- [What you need to do] Take each line that has the word "Rachel" and return it.

[Entries taken from a collection]

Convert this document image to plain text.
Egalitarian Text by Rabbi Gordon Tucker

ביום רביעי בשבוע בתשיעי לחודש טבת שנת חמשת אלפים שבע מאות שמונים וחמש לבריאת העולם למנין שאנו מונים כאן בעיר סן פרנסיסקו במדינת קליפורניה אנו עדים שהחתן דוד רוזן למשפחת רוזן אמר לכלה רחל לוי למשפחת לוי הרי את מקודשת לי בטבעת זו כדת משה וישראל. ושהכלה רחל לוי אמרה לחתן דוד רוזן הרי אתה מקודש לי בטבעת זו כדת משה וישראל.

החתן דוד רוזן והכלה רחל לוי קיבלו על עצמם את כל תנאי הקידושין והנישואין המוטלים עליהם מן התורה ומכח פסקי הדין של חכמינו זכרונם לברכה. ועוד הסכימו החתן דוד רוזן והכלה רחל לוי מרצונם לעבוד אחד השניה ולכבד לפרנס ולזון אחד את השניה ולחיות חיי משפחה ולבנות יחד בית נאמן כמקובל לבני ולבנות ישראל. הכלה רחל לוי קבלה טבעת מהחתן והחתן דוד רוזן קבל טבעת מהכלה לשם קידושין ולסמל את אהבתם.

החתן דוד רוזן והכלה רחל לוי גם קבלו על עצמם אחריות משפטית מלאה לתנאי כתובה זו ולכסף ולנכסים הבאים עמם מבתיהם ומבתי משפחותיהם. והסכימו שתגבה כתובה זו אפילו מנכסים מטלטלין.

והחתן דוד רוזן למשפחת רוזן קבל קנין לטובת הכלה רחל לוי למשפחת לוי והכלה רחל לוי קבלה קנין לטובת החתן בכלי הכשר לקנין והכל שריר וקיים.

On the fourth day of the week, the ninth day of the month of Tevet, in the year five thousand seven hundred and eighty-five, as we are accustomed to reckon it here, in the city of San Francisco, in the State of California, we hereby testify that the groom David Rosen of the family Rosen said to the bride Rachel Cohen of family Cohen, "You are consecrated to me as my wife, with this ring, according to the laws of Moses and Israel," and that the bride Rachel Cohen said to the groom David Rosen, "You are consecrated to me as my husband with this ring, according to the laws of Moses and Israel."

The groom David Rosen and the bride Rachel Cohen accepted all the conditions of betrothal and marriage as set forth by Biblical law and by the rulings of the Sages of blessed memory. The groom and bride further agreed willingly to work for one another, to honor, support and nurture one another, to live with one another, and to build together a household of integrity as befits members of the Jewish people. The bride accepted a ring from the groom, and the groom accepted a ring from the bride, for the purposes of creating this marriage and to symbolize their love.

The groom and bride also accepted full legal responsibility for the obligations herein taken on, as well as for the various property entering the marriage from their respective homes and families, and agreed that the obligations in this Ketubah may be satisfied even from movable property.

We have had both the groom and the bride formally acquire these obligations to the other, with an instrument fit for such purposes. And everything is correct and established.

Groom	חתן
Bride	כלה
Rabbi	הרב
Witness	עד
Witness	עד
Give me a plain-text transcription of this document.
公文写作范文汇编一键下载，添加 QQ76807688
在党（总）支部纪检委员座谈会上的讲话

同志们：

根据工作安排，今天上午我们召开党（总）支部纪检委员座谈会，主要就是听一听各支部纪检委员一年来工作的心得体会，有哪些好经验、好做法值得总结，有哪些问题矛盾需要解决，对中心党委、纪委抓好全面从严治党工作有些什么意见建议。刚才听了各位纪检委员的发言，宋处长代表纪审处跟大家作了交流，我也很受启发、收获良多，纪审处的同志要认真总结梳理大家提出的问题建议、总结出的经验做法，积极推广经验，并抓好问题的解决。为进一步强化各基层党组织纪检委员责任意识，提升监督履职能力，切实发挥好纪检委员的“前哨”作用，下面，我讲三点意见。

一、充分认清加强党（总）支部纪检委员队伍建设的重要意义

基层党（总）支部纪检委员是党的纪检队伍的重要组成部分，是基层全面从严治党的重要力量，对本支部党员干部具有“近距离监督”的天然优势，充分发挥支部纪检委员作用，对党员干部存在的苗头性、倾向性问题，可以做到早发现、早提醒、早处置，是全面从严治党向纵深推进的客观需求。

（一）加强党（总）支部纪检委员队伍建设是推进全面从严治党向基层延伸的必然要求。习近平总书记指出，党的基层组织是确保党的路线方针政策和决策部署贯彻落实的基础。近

- [Written response]
On the fourth day of the week, the ninth day of the month of Tevet, in the year five thousand seven hundred and eighty-five, as we are accustomed to reckon it here, in the city of San Francisco, in the State of California, we hereby testify that the groom David Rosen of the family Rosen said to the bride Rachel Cohen of family Cohen, "You are consecrated to me as my wife, with this ring, according to the laws of Moses and Israel," and that the bride Rachel Cohen said to the groom David Rosen, "You are consecrated to me as my husband with this ring, according to the laws of Moses and Israel."
The groom David Rosen and the bride Rachel Cohen accepted all the conditions of betrothal and marriage as set forth by Biblical law and by the rulings of the Sages of blessed memory. The groom and bride further agreed willingly to work for one another, to honor, support and nurture one another, to live with one another, and to build together a household of integrity as befits members of the Jewish people. The bride accepted a ring from the groom, and the groom accepted a ring from the bride, for the purposes of creating this marriage and to symbolize their love.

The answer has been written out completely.